▶ EXERCISE DIRECTIONS:
Of all the lines in the data below, how many contain "единицу"? Report that number alone.

(Entries from a dataset)
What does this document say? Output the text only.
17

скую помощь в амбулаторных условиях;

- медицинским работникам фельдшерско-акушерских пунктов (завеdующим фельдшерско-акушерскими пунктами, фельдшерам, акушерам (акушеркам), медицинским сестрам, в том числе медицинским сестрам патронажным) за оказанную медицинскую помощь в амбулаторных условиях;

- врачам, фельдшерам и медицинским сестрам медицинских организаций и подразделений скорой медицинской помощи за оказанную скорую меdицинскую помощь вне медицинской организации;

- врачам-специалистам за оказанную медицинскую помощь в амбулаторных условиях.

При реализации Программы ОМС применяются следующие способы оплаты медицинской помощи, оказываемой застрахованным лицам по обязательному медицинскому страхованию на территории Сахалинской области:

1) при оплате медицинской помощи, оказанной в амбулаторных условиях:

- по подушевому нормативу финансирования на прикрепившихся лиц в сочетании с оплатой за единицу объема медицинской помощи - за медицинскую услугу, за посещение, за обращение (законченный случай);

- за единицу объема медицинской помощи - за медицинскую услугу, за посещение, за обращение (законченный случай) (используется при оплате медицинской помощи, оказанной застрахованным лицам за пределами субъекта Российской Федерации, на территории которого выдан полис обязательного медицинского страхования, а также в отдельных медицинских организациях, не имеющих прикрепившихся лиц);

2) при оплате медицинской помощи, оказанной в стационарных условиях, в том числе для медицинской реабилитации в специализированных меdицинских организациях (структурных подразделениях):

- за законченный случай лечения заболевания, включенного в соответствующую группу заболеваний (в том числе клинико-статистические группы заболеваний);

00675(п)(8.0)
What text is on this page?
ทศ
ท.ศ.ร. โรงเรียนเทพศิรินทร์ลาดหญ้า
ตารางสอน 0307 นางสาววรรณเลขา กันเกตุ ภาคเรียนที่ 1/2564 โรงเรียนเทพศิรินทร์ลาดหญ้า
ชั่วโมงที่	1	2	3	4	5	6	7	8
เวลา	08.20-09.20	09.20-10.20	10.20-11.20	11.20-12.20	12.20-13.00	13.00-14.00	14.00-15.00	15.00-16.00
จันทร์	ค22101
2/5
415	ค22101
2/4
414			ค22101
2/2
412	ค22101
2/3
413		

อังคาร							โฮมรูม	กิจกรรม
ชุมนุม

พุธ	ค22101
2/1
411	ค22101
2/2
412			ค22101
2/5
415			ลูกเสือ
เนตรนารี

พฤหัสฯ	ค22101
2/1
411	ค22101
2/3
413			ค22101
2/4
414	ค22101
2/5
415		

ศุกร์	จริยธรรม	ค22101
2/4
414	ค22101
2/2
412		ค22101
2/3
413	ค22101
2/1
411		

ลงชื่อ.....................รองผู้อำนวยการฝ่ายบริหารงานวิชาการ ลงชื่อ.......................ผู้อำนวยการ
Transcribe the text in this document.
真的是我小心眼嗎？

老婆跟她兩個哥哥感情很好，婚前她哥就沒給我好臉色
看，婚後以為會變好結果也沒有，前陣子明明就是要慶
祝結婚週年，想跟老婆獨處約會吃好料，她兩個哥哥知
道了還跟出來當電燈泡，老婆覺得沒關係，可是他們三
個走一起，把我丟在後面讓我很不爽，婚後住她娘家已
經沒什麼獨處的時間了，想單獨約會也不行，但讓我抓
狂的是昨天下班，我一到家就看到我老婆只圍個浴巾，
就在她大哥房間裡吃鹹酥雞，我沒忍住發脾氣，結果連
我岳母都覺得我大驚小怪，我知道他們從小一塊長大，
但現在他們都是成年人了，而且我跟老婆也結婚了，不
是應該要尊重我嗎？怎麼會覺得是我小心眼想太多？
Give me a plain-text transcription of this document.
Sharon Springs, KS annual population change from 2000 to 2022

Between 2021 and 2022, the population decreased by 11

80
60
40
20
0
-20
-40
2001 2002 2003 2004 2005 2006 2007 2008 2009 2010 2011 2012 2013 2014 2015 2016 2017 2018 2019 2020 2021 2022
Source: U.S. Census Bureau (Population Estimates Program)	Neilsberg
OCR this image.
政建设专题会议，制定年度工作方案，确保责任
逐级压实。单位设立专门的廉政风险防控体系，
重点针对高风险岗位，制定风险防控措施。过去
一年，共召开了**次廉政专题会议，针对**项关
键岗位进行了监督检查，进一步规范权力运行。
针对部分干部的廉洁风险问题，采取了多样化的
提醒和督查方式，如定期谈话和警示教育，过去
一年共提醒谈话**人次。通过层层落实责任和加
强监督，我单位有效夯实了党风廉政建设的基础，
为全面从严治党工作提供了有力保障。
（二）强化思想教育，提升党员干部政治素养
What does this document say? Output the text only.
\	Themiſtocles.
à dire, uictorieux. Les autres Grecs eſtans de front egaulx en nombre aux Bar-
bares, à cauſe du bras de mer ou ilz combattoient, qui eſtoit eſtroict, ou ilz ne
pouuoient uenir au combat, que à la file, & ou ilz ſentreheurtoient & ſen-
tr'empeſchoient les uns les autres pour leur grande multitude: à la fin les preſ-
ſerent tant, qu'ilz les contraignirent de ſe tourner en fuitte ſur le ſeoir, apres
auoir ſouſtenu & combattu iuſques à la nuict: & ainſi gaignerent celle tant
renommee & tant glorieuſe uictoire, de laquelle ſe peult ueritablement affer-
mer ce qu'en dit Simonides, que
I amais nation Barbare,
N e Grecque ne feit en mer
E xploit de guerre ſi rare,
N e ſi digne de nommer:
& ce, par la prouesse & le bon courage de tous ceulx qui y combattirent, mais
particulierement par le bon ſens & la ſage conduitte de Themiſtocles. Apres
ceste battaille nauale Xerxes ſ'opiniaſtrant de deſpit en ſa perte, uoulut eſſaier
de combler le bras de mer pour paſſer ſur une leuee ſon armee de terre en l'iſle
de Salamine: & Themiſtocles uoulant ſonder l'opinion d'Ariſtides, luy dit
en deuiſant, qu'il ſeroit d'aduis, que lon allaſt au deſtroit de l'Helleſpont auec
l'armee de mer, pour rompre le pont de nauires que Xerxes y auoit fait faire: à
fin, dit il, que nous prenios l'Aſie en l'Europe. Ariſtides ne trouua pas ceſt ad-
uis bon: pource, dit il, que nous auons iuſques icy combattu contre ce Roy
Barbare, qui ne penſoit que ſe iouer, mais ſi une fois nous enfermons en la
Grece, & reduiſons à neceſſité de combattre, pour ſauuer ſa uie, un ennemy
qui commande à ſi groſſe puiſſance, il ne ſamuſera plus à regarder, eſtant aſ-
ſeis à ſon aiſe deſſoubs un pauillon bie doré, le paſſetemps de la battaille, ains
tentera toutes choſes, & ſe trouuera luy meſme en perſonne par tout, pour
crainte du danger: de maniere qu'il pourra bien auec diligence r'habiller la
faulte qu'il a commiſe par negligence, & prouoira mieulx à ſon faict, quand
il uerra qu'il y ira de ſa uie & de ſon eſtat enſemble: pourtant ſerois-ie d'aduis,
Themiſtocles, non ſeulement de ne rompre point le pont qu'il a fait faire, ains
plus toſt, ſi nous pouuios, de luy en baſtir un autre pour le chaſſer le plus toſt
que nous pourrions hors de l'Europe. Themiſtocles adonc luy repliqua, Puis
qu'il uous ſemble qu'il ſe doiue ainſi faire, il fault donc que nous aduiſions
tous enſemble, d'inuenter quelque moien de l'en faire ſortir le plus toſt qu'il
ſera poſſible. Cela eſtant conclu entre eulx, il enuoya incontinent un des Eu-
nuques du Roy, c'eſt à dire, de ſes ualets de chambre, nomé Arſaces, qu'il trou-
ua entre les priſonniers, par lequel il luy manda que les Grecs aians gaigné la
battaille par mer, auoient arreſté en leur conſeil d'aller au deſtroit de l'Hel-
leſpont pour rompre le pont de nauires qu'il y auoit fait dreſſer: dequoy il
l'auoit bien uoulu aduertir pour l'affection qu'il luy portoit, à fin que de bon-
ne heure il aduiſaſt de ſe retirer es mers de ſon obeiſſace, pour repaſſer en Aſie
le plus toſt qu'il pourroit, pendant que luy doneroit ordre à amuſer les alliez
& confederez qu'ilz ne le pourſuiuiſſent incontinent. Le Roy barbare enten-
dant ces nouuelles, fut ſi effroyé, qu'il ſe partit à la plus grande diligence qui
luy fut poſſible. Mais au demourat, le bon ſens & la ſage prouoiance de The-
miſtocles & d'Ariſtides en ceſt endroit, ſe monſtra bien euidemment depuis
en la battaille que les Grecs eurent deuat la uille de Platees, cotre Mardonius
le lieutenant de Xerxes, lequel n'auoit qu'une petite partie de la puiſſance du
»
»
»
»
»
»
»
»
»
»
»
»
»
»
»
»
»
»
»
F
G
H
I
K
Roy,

▶ SOLUTION:
2